(Input material):

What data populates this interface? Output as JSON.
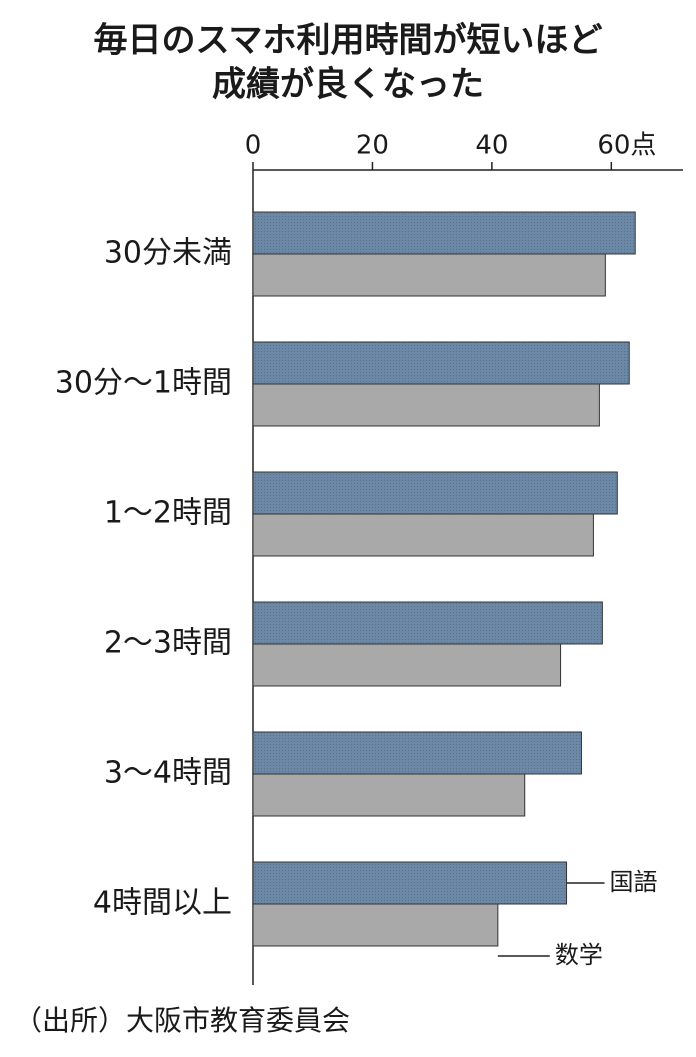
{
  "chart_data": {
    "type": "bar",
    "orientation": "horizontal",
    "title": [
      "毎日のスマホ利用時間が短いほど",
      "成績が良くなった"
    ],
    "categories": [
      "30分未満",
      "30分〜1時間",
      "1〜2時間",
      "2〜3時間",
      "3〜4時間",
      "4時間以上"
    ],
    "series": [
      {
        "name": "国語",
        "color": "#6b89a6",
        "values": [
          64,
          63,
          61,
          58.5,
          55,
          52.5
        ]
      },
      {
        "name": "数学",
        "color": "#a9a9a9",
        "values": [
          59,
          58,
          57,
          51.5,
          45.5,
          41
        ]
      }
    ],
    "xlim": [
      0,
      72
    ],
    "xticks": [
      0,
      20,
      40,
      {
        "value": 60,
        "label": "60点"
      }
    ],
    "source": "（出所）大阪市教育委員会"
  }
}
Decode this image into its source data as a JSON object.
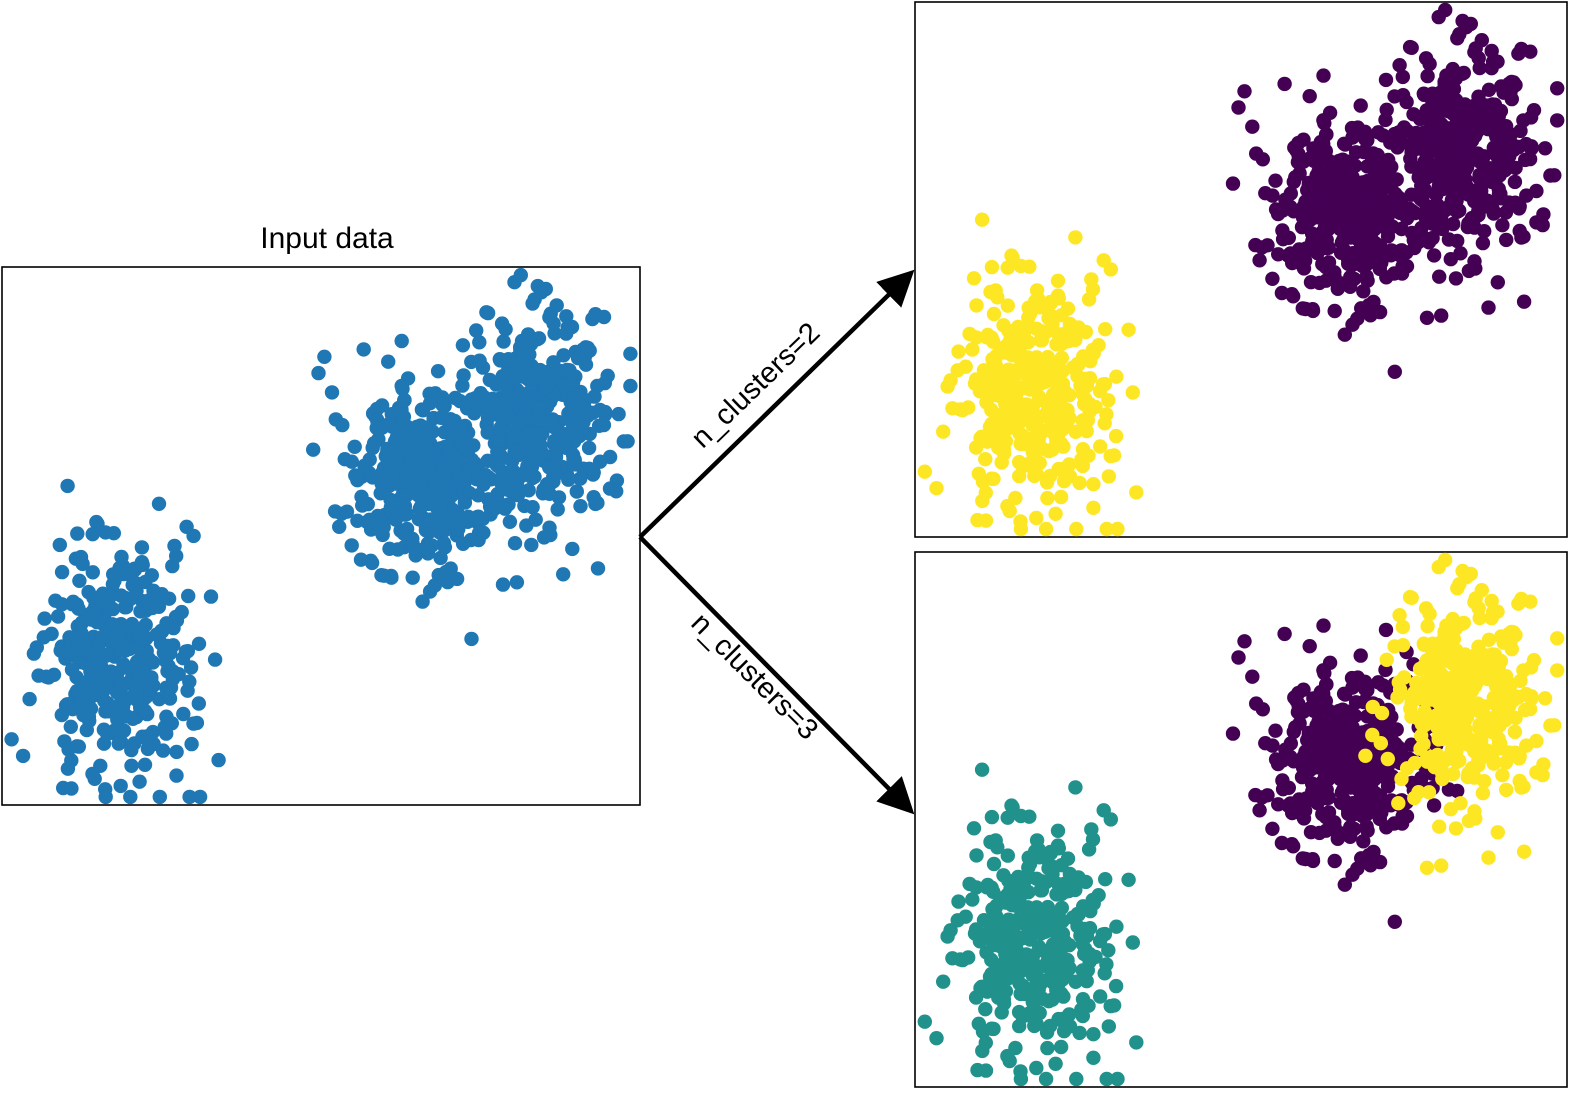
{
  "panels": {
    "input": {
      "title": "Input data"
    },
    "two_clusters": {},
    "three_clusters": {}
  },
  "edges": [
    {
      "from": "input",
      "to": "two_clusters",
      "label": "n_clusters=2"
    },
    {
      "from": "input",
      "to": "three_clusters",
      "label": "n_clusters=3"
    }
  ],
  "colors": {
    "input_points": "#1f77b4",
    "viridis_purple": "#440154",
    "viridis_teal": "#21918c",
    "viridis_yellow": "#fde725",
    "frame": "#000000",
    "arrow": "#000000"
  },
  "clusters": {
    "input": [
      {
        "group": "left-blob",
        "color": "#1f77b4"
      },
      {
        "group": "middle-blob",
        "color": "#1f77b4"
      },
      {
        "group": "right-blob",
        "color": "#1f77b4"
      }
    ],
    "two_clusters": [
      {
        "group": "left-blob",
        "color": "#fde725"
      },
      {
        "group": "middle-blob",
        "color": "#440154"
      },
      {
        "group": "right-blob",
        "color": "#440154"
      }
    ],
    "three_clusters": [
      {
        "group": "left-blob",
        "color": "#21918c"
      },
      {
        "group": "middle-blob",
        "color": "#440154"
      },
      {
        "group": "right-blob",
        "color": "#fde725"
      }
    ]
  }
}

(Your instructions): Pictures are excluded; repeat every record exactly.

(Answer in full):
What data populates this interface? Output as JSON.
{
  "chart_data": {
    "type": "bar",
    "orientation": "horizontal",
    "title": [
      "毎日のスマホ利用時間が短いほど",
      "成績が良くなった"
    ],
    "categories": [
      "30分未満",
      "30分〜1時間",
      "1〜2時間",
      "2〜3時間",
      "3〜4時間",
      "4時間以上"
    ],
    "series": [
      {
        "name": "国語",
        "color": "#6b89a6",
        "values": [
          64,
          63,
          61,
          58.5,
          55,
          52.5
        ]
      },
      {
        "name": "数学",
        "color": "#a9a9a9",
        "values": [
          59,
          58,
          57,
          51.5,
          45.5,
          41
        ]
      }
    ],
    "xlim": [
      0,
      72
    ],
    "xticks": [
      0,
      20,
      40,
      {
        "value": 60,
        "label": "60点"
      }
    ],
    "source": "（出所）大阪市教育委員会"
  }
}
Decode this image into its source data as a JSON object.
{
  "panels": {
    "input": {
      "title": "Input data"
    },
    "two_clusters": {},
    "three_clusters": {}
  },
  "edges": [
    {
      "from": "input",
      "to": "two_clusters",
      "label": "n_clusters=2"
    },
    {
      "from": "input",
      "to": "three_clusters",
      "label": "n_clusters=3"
    }
  ],
  "colors": {
    "input_points": "#1f77b4",
    "viridis_purple": "#440154",
    "viridis_teal": "#21918c",
    "viridis_yellow": "#fde725",
    "frame": "#000000",
    "arrow": "#000000"
  },
  "clusters": {
    "input": [
      {
        "group": "left-blob",
        "color": "#1f77b4"
      },
      {
        "group": "middle-blob",
        "color": "#1f77b4"
      },
      {
        "group": "right-blob",
        "color": "#1f77b4"
      }
    ],
    "two_clusters": [
      {
        "group": "left-blob",
        "color": "#fde725"
      },
      {
        "group": "middle-blob",
        "color": "#440154"
      },
      {
        "group": "right-blob",
        "color": "#440154"
      }
    ],
    "three_clusters": [
      {
        "group": "left-blob",
        "color": "#21918c"
      },
      {
        "group": "middle-blob",
        "color": "#440154"
      },
      {
        "group": "right-blob",
        "color": "#fde725"
      }
    ]
  }
}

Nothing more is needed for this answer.